Written exercise: Will you output all of the data below exactly, omitting the images?

Extracted data entries:
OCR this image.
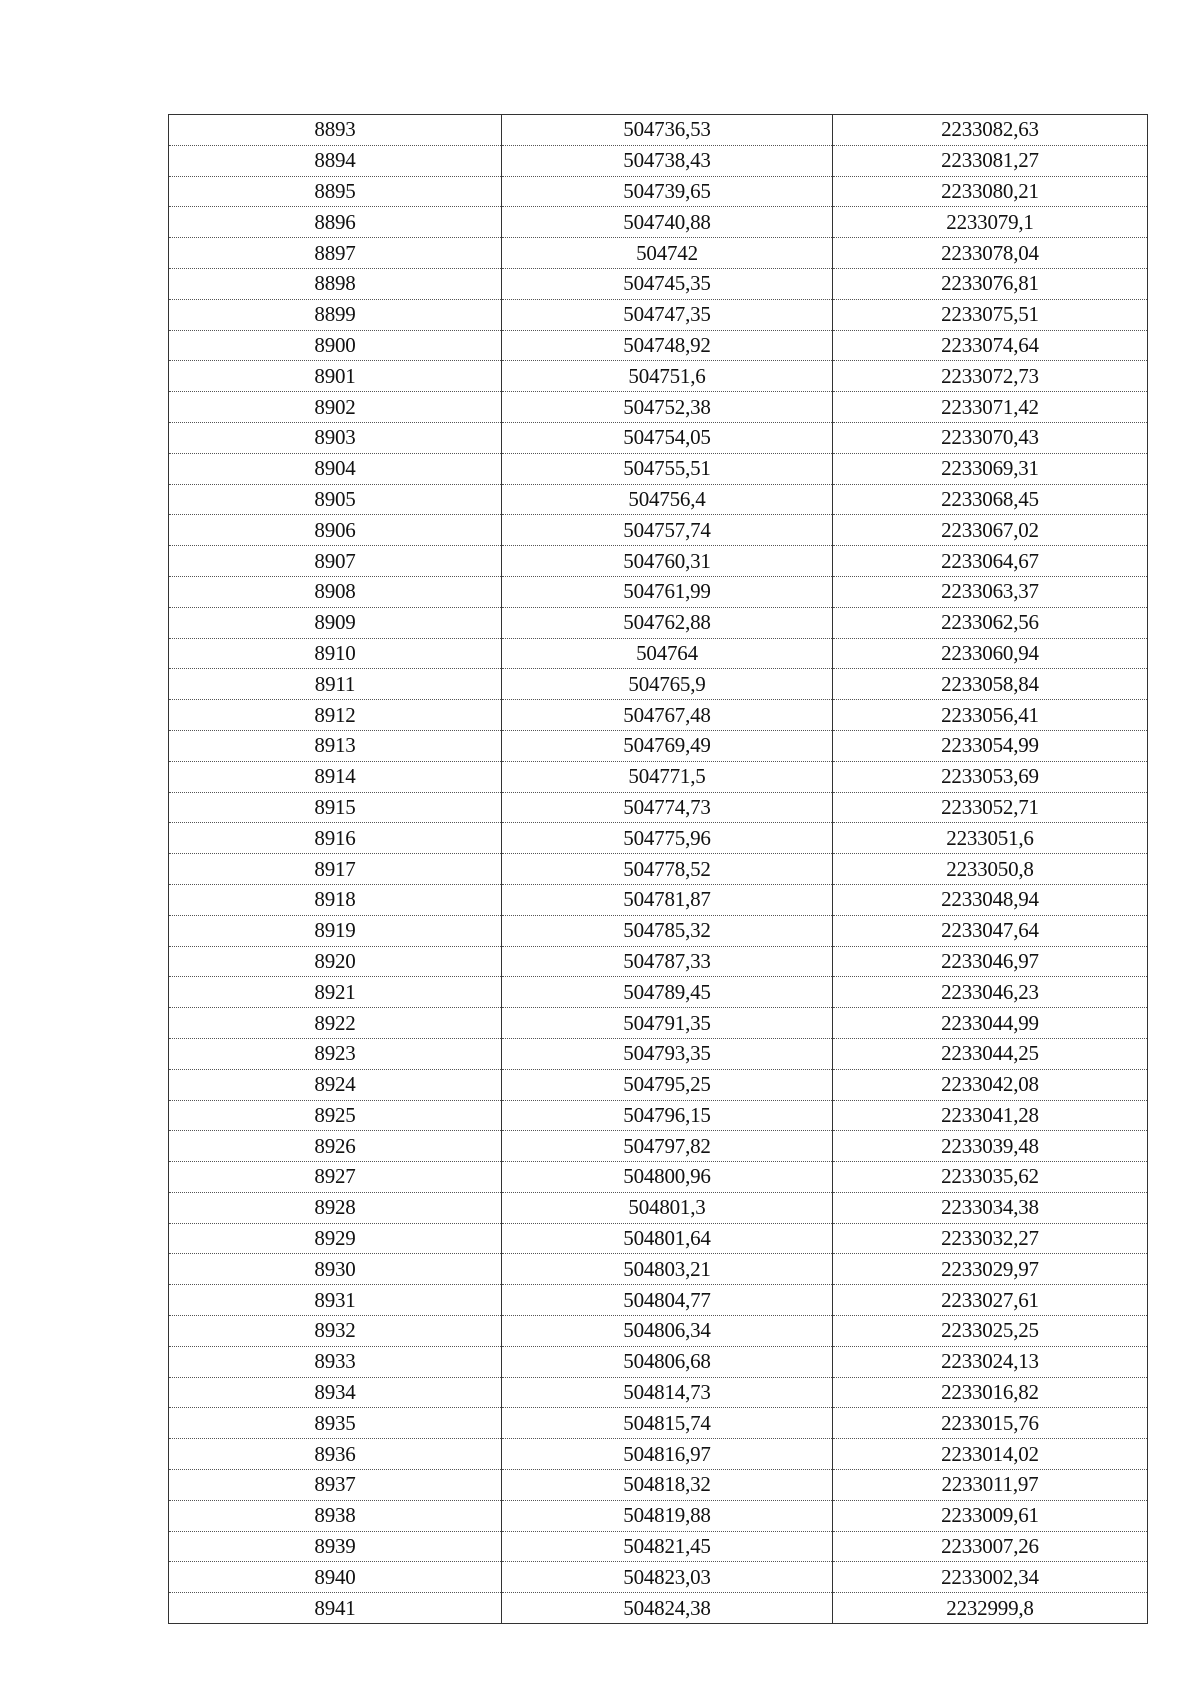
8893	504736,53	2233082,63
8894	504738,43	2233081,27
8895	504739,65	2233080,21
8896	504740,88	2233079,1
8897	504742	2233078,04
8898	504745,35	2233076,81
8899	504747,35	2233075,51
8900	504748,92	2233074,64
8901	504751,6	2233072,73
8902	504752,38	2233071,42
8903	504754,05	2233070,43
8904	504755,51	2233069,31
8905	504756,4	2233068,45
8906	504757,74	2233067,02
8907	504760,31	2233064,67
8908	504761,99	2233063,37
8909	504762,88	2233062,56
8910	504764	2233060,94
8911	504765,9	2233058,84
8912	504767,48	2233056,41
8913	504769,49	2233054,99
8914	504771,5	2233053,69
8915	504774,73	2233052,71
8916	504775,96	2233051,6
8917	504778,52	2233050,8
8918	504781,87	2233048,94
8919	504785,32	2233047,64
8920	504787,33	2233046,97
8921	504789,45	2233046,23
8922	504791,35	2233044,99
8923	504793,35	2233044,25
8924	504795,25	2233042,08
8925	504796,15	2233041,28
8926	504797,82	2233039,48
8927	504800,96	2233035,62
8928	504801,3	2233034,38
8929	504801,64	2233032,27
8930	504803,21	2233029,97
8931	504804,77	2233027,61
8932	504806,34	2233025,25
8933	504806,68	2233024,13
8934	504814,73	2233016,82
8935	504815,74	2233015,76
8936	504816,97	2233014,02
8937	504818,32	2233011,97
8938	504819,88	2233009,61
8939	504821,45	2233007,26
8940	504823,03	2233002,34
8941	504824,38	2232999,8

Solution:
OCR this image.
8893	504736,53	2233082,63
8894	504738,43	2233081,27
8895	504739,65	2233080,21
8896	504740,88	2233079,1
8897	504742	2233078,04
8898	504745,35	2233076,81
8899	504747,35	2233075,51
8900	504748,92	2233074,64
8901	504751,6	2233072,73
8902	504752,38	2233071,42
8903	504754,05	2233070,43
8904	504755,51	2233069,31
8905	504756,4	2233068,45
8906	504757,74	2233067,02
8907	504760,31	2233064,67
8908	504761,99	2233063,37
8909	504762,88	2233062,56
8910	504764	2233060,94
8911	504765,9	2233058,84
8912	504767,48	2233056,41
8913	504769,49	2233054,99
8914	504771,5	2233053,69
8915	504774,73	2233052,71
8916	504775,96	2233051,6
8917	504778,52	2233050,8
8918	504781,87	2233048,94
8919	504785,32	2233047,64
8920	504787,33	2233046,97
8921	504789,45	2233046,23
8922	504791,35	2233044,99
8923	504793,35	2233044,25
8924	504795,25	2233042,08
8925	504796,15	2233041,28
8926	504797,82	2233039,48
8927	504800,96	2233035,62
8928	504801,3	2233034,38
8929	504801,64	2233032,27
8930	504803,21	2233029,97
8931	504804,77	2233027,61
8932	504806,34	2233025,25
8933	504806,68	2233024,13
8934	504814,73	2233016,82
8935	504815,74	2233015,76
8936	504816,97	2233014,02
8937	504818,32	2233011,97
8938	504819,88	2233009,61
8939	504821,45	2233007,26
8940	504823,03	2233002,34
8941	504824,38	2232999,8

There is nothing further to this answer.